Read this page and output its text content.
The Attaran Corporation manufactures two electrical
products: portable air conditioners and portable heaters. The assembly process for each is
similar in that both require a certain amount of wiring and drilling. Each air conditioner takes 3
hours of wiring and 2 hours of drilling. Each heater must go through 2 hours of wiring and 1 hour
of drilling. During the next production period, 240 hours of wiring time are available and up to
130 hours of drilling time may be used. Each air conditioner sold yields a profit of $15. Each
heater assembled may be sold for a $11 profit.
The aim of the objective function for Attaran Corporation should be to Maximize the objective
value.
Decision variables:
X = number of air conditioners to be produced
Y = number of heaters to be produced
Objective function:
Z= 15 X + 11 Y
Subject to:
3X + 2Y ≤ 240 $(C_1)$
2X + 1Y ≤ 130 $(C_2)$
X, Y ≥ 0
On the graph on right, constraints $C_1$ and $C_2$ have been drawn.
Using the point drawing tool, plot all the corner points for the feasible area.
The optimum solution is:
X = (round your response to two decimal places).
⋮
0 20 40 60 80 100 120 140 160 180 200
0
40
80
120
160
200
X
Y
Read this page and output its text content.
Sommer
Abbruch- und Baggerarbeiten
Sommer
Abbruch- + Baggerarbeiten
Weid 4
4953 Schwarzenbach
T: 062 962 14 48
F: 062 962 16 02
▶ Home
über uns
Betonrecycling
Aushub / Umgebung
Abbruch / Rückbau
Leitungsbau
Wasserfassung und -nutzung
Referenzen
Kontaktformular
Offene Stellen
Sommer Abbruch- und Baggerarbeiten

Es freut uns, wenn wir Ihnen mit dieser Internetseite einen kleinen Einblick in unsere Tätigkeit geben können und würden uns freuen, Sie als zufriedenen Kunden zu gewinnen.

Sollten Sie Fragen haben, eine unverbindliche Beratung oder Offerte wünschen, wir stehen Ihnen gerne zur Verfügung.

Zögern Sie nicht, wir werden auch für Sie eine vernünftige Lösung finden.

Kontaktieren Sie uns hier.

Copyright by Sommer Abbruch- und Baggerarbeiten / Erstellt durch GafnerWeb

- - - - -

Read the lines above. Gather those in which the string "Attaran" is found.

The Attaran Corporation manufactures two electrical
The aim of the objective function for Attaran Corporation should be to Maximize the objective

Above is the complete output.